THE REQUEST >>
Output the material word for word. Leave each picture out.

(Dataset listings of figures)
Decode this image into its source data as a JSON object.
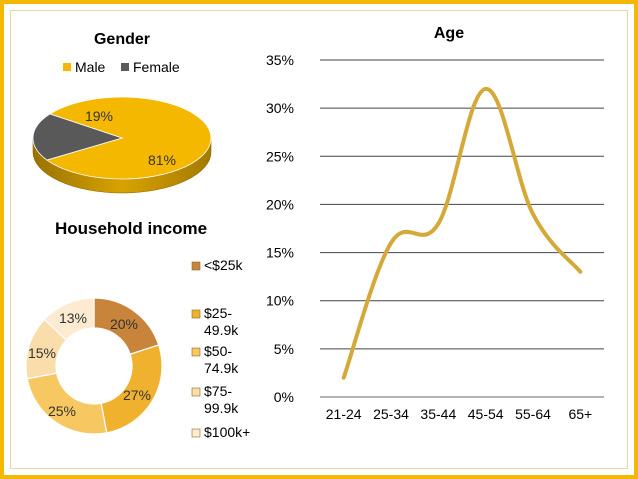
{
  "chart_data": [
    {
      "type": "pie",
      "title": "Gender",
      "legend_position": "top",
      "labels": [
        "Male",
        "Female"
      ],
      "values": [
        81,
        19
      ],
      "value_labels": [
        "81%",
        "19%"
      ],
      "colors": [
        "#F5B800",
        "#595959"
      ]
    },
    {
      "type": "pie",
      "subtype": "doughnut",
      "title": "Household income",
      "legend_position": "right",
      "labels": [
        "<$25k",
        "$25-49.9k",
        "$50-74.9k",
        "$75-99.9k",
        "$100k+"
      ],
      "legend_labels": [
        [
          "<$25k"
        ],
        [
          "$25-",
          "49.9k"
        ],
        [
          "$50-",
          "74.9k"
        ],
        [
          "$75-",
          "99.9k"
        ],
        [
          "$100k+"
        ]
      ],
      "values": [
        20,
        27,
        25,
        15,
        13
      ],
      "value_labels": [
        "20%",
        "27%",
        "25%",
        "15%",
        "13%"
      ],
      "colors": [
        "#C8843A",
        "#F0B22E",
        "#F7C862",
        "#F9DDAA",
        "#FCEBD0"
      ]
    },
    {
      "type": "line",
      "title": "Age",
      "categories": [
        "21-24",
        "25-34",
        "35-44",
        "45-54",
        "55-64",
        "65+"
      ],
      "values": [
        0.02,
        0.16,
        0.18,
        0.32,
        0.19,
        0.13
      ],
      "ylim": [
        0,
        0.35
      ],
      "yticks": [
        "0%",
        "5%",
        "10%",
        "15%",
        "20%",
        "25%",
        "30%",
        "35%"
      ],
      "grid": true,
      "smooth": true,
      "color": "#D4A93A"
    }
  ]
}
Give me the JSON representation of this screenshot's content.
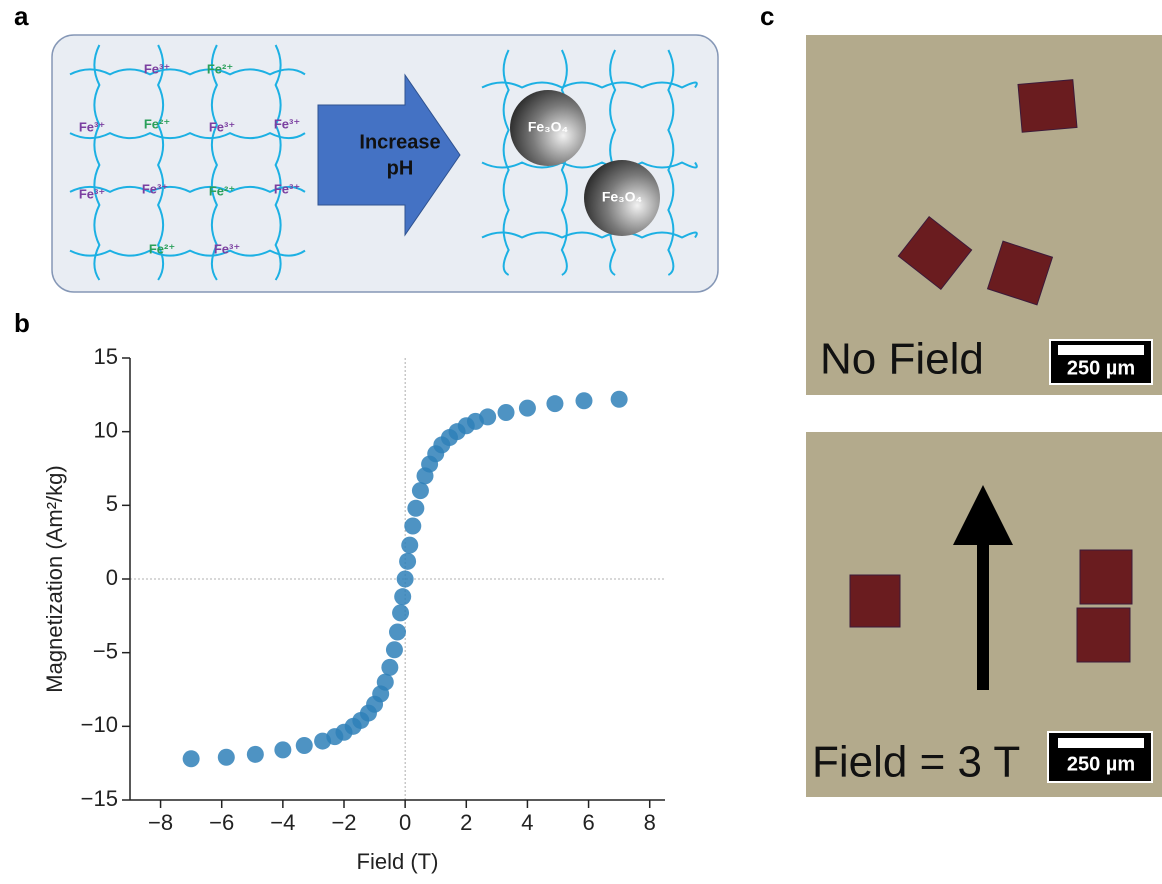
{
  "panel_labels": [
    "a",
    "b",
    "c"
  ],
  "panel_a": {
    "ions_left": [
      "Fe³⁺",
      "Fe²⁺",
      "Fe³⁺",
      "Fe²⁺",
      "Fe³⁺",
      "Fe³⁺",
      "Fe³⁺",
      "Fe³⁺",
      "Fe²⁺",
      "Fe³⁺",
      "Fe²⁺",
      "Fe³⁺"
    ],
    "arrow_text": [
      "Increase",
      "pH"
    ],
    "particles": [
      "Fe₃O₄",
      "Fe₃O₄"
    ]
  },
  "chart_data": {
    "type": "scatter",
    "xlabel": "Field (T)",
    "ylabel": "Magnetization (Am²/kg)",
    "color": "#2f80b9",
    "x": [
      -7,
      -5.85,
      -4.9,
      -4,
      -3.3,
      -2.7,
      -2.3,
      -2,
      -1.7,
      -1.45,
      -1.2,
      -1,
      -0.8,
      -0.65,
      -0.5,
      -0.35,
      -0.25,
      -0.15,
      -0.08,
      0,
      0.08,
      0.15,
      0.25,
      0.35,
      0.5,
      0.65,
      0.8,
      1,
      1.2,
      1.45,
      1.7,
      2,
      2.3,
      2.7,
      3.3,
      4,
      4.9,
      5.85,
      7
    ],
    "values": [
      -12.2,
      -12.1,
      -11.9,
      -11.6,
      -11.3,
      -11,
      -10.7,
      -10.4,
      -10,
      -9.6,
      -9.1,
      -8.5,
      -7.8,
      -7,
      -6,
      -4.8,
      -3.6,
      -2.3,
      -1.2,
      0,
      1.2,
      2.3,
      3.6,
      4.8,
      6,
      7,
      7.8,
      8.5,
      9.1,
      9.6,
      10,
      10.4,
      10.7,
      11,
      11.3,
      11.6,
      11.9,
      12.1,
      12.2
    ],
    "xlim": [
      -9,
      8.5
    ],
    "ylim": [
      -15,
      15
    ],
    "xticks": [
      {
        "value": -8,
        "label": "−8"
      },
      {
        "value": -6,
        "label": "−6"
      },
      {
        "value": -4,
        "label": "−4"
      },
      {
        "value": -2,
        "label": "−2"
      },
      0,
      2,
      4,
      6,
      8
    ],
    "yticks": [
      {
        "value": -15,
        "label": "−15"
      },
      {
        "value": -10,
        "label": "−10"
      },
      {
        "value": -5,
        "label": "−5"
      },
      0,
      5,
      10,
      15
    ],
    "zero_lines": true
  },
  "panel_c": {
    "top_caption": "No Field",
    "bottom_caption": "Field = 3 T",
    "scale_bar": [
      "250 µm",
      "250 µm"
    ]
  }
}
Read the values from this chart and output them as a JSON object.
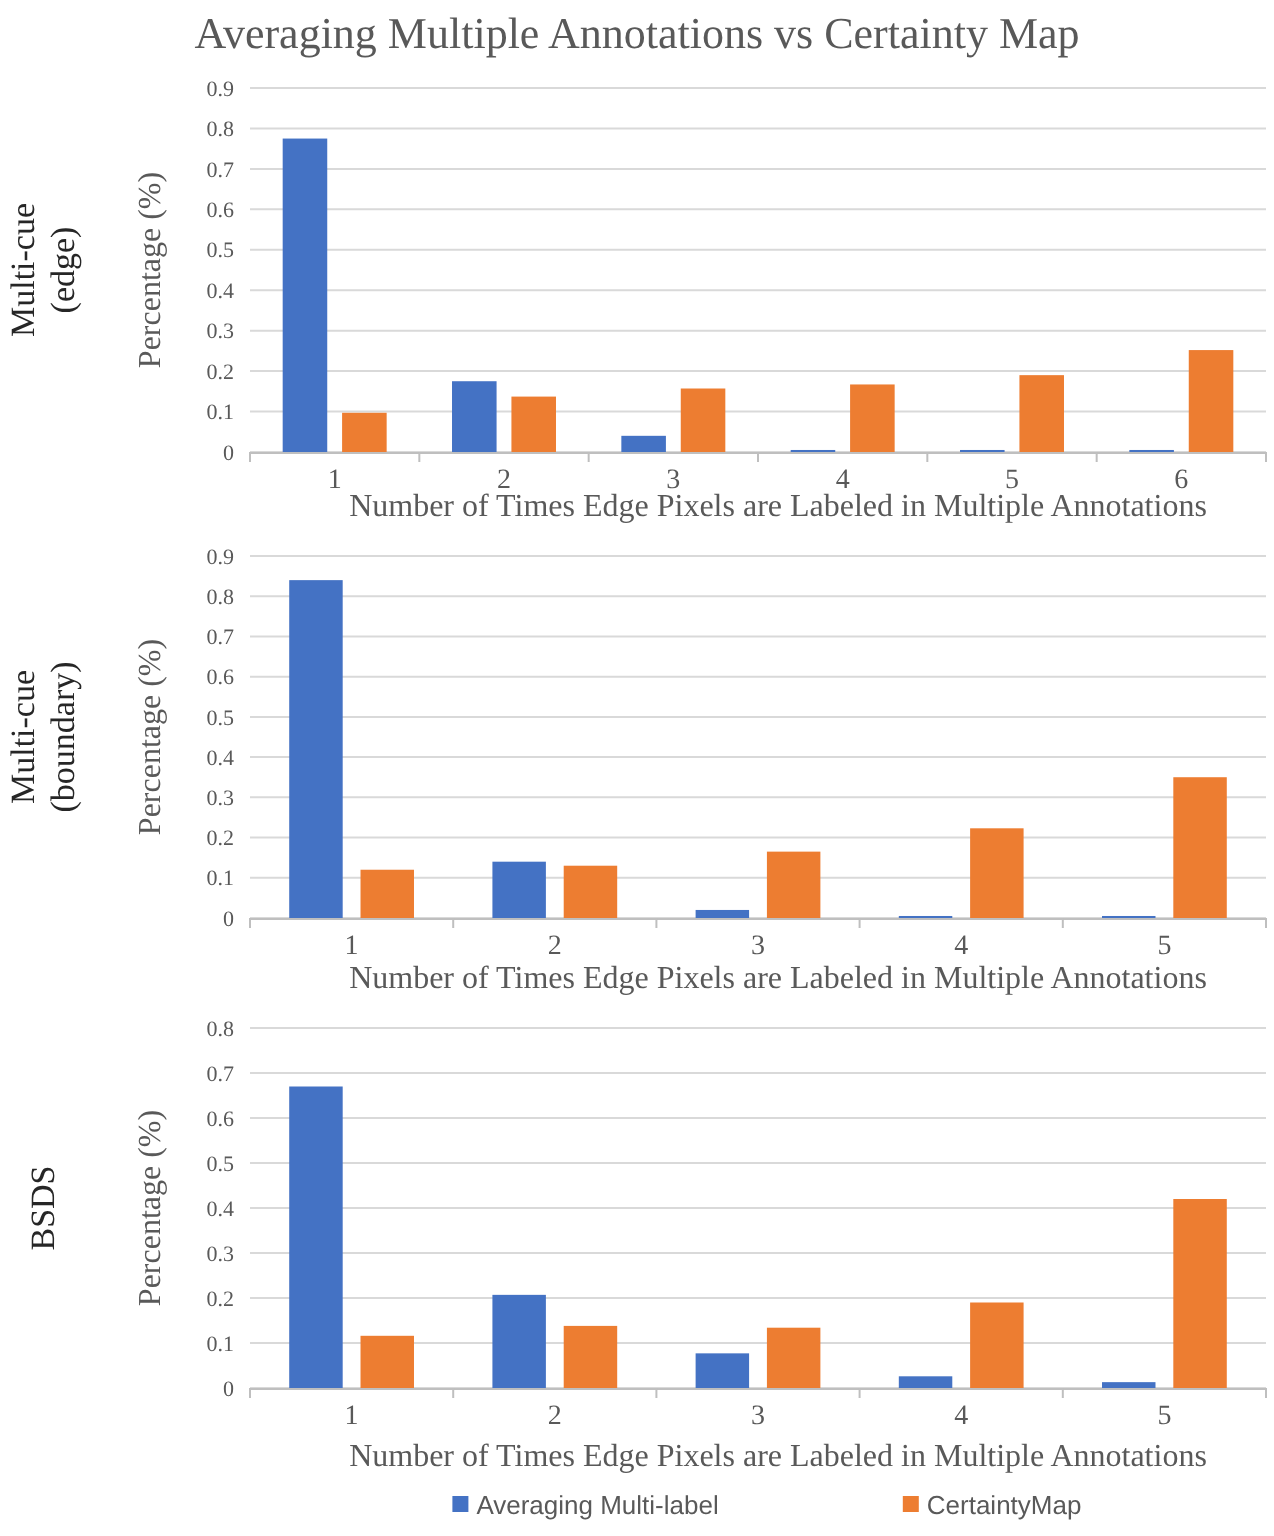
{
  "chart_data": [
    {
      "type": "bar",
      "title": "Averaging Multiple Annotations vs Certainty Map",
      "annotations": [
        "Multi-cue (edge)"
      ],
      "xlabel": "Number of Times Edge Pixels are Labeled in Multiple Annotations",
      "ylabel": "Percentage (%)",
      "categories": [
        "1",
        "2",
        "3",
        "4",
        "5",
        "6"
      ],
      "series": [
        {
          "color": "#4472c4",
          "values": [
            0.775,
            0.175,
            0.04,
            0.005,
            0.005,
            0.005
          ]
        },
        {
          "color": "#ed7d31",
          "values": [
            0.097,
            0.137,
            0.157,
            0.167,
            0.19,
            0.252
          ]
        }
      ],
      "ylim": [
        0,
        0.9
      ],
      "yticks": [
        0,
        0.1,
        0.2,
        0.3,
        0.4,
        0.5,
        0.6,
        0.7,
        0.8,
        0.9
      ],
      "grid": "y",
      "legend": false
    },
    {
      "type": "bar",
      "annotations": [
        "Multi-cue (boundary)"
      ],
      "xlabel": "Number of Times Edge Pixels are Labeled in Multiple Annotations",
      "ylabel": "Percentage (%)",
      "categories": [
        "1",
        "2",
        "3",
        "4",
        "5"
      ],
      "series": [
        {
          "color": "#4472c4",
          "values": [
            0.84,
            0.14,
            0.02,
            0.005,
            0.005
          ]
        },
        {
          "color": "#ed7d31",
          "values": [
            0.12,
            0.13,
            0.165,
            0.223,
            0.35
          ]
        }
      ],
      "ylim": [
        0,
        0.9
      ],
      "yticks": [
        0,
        0.1,
        0.2,
        0.3,
        0.4,
        0.5,
        0.6,
        0.7,
        0.8,
        0.9
      ],
      "grid": "y",
      "legend": false
    },
    {
      "type": "bar",
      "annotations": [
        "BSDS"
      ],
      "xlabel": "Number of Times Edge Pixels are Labeled in Multiple Annotations",
      "ylabel": "Percentage (%)",
      "categories": [
        "1",
        "2",
        "3",
        "4",
        "5"
      ],
      "series": [
        {
          "name": "Averaging Multi-label",
          "color": "#4472c4",
          "values": [
            0.67,
            0.207,
            0.077,
            0.026,
            0.013
          ]
        },
        {
          "name": "CertaintyMap",
          "color": "#ed7d31",
          "values": [
            0.116,
            0.138,
            0.134,
            0.19,
            0.42
          ]
        }
      ],
      "ylim": [
        0,
        0.8
      ],
      "yticks": [
        0,
        0.1,
        0.2,
        0.3,
        0.4,
        0.5,
        0.6,
        0.7,
        0.8
      ],
      "grid": "y",
      "legend": "bottom"
    }
  ]
}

EXERCISE SOLUTION >>
Decode this image into its source data as a JSON object.
{
  "chart_data": [
    {
      "type": "pie",
      "title": "Gender",
      "legend_position": "top",
      "labels": [
        "Male",
        "Female"
      ],
      "values": [
        81,
        19
      ],
      "value_labels": [
        "81%",
        "19%"
      ],
      "colors": [
        "#F5B800",
        "#595959"
      ]
    },
    {
      "type": "pie",
      "subtype": "doughnut",
      "title": "Household income",
      "legend_position": "right",
      "labels": [
        "<$25k",
        "$25-49.9k",
        "$50-74.9k",
        "$75-99.9k",
        "$100k+"
      ],
      "legend_labels": [
        [
          "<$25k"
        ],
        [
          "$25-",
          "49.9k"
        ],
        [
          "$50-",
          "74.9k"
        ],
        [
          "$75-",
          "99.9k"
        ],
        [
          "$100k+"
        ]
      ],
      "values": [
        20,
        27,
        25,
        15,
        13
      ],
      "value_labels": [
        "20%",
        "27%",
        "25%",
        "15%",
        "13%"
      ],
      "colors": [
        "#C8843A",
        "#F0B22E",
        "#F7C862",
        "#F9DDAA",
        "#FCEBD0"
      ]
    },
    {
      "type": "line",
      "title": "Age",
      "categories": [
        "21-24",
        "25-34",
        "35-44",
        "45-54",
        "55-64",
        "65+"
      ],
      "values": [
        0.02,
        0.16,
        0.18,
        0.32,
        0.19,
        0.13
      ],
      "ylim": [
        0,
        0.35
      ],
      "yticks": [
        "0%",
        "5%",
        "10%",
        "15%",
        "20%",
        "25%",
        "30%",
        "35%"
      ],
      "grid": true,
      "smooth": true,
      "color": "#D4A93A"
    }
  ]
}
Give me the JSON representation of this screenshot's content.
{
  "panel_labels": [
    "a",
    "b",
    "c"
  ],
  "panel_a": {
    "ions_left": [
      "Fe³⁺",
      "Fe²⁺",
      "Fe³⁺",
      "Fe²⁺",
      "Fe³⁺",
      "Fe³⁺",
      "Fe³⁺",
      "Fe³⁺",
      "Fe²⁺",
      "Fe³⁺",
      "Fe²⁺",
      "Fe³⁺"
    ],
    "arrow_text": [
      "Increase",
      "pH"
    ],
    "particles": [
      "Fe₃O₄",
      "Fe₃O₄"
    ]
  },
  "chart_data": {
    "type": "scatter",
    "xlabel": "Field (T)",
    "ylabel": "Magnetization (Am²/kg)",
    "color": "#2f80b9",
    "x": [
      -7,
      -5.85,
      -4.9,
      -4,
      -3.3,
      -2.7,
      -2.3,
      -2,
      -1.7,
      -1.45,
      -1.2,
      -1,
      -0.8,
      -0.65,
      -0.5,
      -0.35,
      -0.25,
      -0.15,
      -0.08,
      0,
      0.08,
      0.15,
      0.25,
      0.35,
      0.5,
      0.65,
      0.8,
      1,
      1.2,
      1.45,
      1.7,
      2,
      2.3,
      2.7,
      3.3,
      4,
      4.9,
      5.85,
      7
    ],
    "values": [
      -12.2,
      -12.1,
      -11.9,
      -11.6,
      -11.3,
      -11,
      -10.7,
      -10.4,
      -10,
      -9.6,
      -9.1,
      -8.5,
      -7.8,
      -7,
      -6,
      -4.8,
      -3.6,
      -2.3,
      -1.2,
      0,
      1.2,
      2.3,
      3.6,
      4.8,
      6,
      7,
      7.8,
      8.5,
      9.1,
      9.6,
      10,
      10.4,
      10.7,
      11,
      11.3,
      11.6,
      11.9,
      12.1,
      12.2
    ],
    "xlim": [
      -9,
      8.5
    ],
    "ylim": [
      -15,
      15
    ],
    "xticks": [
      {
        "value": -8,
        "label": "−8"
      },
      {
        "value": -6,
        "label": "−6"
      },
      {
        "value": -4,
        "label": "−4"
      },
      {
        "value": -2,
        "label": "−2"
      },
      0,
      2,
      4,
      6,
      8
    ],
    "yticks": [
      {
        "value": -15,
        "label": "−15"
      },
      {
        "value": -10,
        "label": "−10"
      },
      {
        "value": -5,
        "label": "−5"
      },
      0,
      5,
      10,
      15
    ],
    "zero_lines": true
  },
  "panel_c": {
    "top_caption": "No Field",
    "bottom_caption": "Field = 3 T",
    "scale_bar": [
      "250 µm",
      "250 µm"
    ]
  }
}
Read the values from this chart and output them as a JSON object.
{
  "chart_data": [
    {
      "type": "bar",
      "title": "Averaging Multiple Annotations vs Certainty Map",
      "annotations": [
        "Multi-cue (edge)"
      ],
      "xlabel": "Number of Times Edge Pixels are Labeled in Multiple Annotations",
      "ylabel": "Percentage (%)",
      "categories": [
        "1",
        "2",
        "3",
        "4",
        "5",
        "6"
      ],
      "series": [
        {
          "color": "#4472c4",
          "values": [
            0.775,
            0.175,
            0.04,
            0.005,
            0.005,
            0.005
          ]
        },
        {
          "color": "#ed7d31",
          "values": [
            0.097,
            0.137,
            0.157,
            0.167,
            0.19,
            0.252
          ]
        }
      ],
      "ylim": [
        0,
        0.9
      ],
      "yticks": [
        0,
        0.1,
        0.2,
        0.3,
        0.4,
        0.5,
        0.6,
        0.7,
        0.8,
        0.9
      ],
      "grid": "y",
      "legend": false
    },
    {
      "type": "bar",
      "annotations": [
        "Multi-cue (boundary)"
      ],
      "xlabel": "Number of Times Edge Pixels are Labeled in Multiple Annotations",
      "ylabel": "Percentage (%)",
      "categories": [
        "1",
        "2",
        "3",
        "4",
        "5"
      ],
      "series": [
        {
          "color": "#4472c4",
          "values": [
            0.84,
            0.14,
            0.02,
            0.005,
            0.005
          ]
        },
        {
          "color": "#ed7d31",
          "values": [
            0.12,
            0.13,
            0.165,
            0.223,
            0.35
          ]
        }
      ],
      "ylim": [
        0,
        0.9
      ],
      "yticks": [
        0,
        0.1,
        0.2,
        0.3,
        0.4,
        0.5,
        0.6,
        0.7,
        0.8,
        0.9
      ],
      "grid": "y",
      "legend": false
    },
    {
      "type": "bar",
      "annotations": [
        "BSDS"
      ],
      "xlabel": "Number of Times Edge Pixels are Labeled in Multiple Annotations",
      "ylabel": "Percentage (%)",
      "categories": [
        "1",
        "2",
        "3",
        "4",
        "5"
      ],
      "series": [
        {
          "name": "Averaging Multi-label",
          "color": "#4472c4",
          "values": [
            0.67,
            0.207,
            0.077,
            0.026,
            0.013
          ]
        },
        {
          "name": "CertaintyMap",
          "color": "#ed7d31",
          "values": [
            0.116,
            0.138,
            0.134,
            0.19,
            0.42
          ]
        }
      ],
      "ylim": [
        0,
        0.8
      ],
      "yticks": [
        0,
        0.1,
        0.2,
        0.3,
        0.4,
        0.5,
        0.6,
        0.7,
        0.8
      ],
      "grid": "y",
      "legend": "bottom"
    }
  ]
}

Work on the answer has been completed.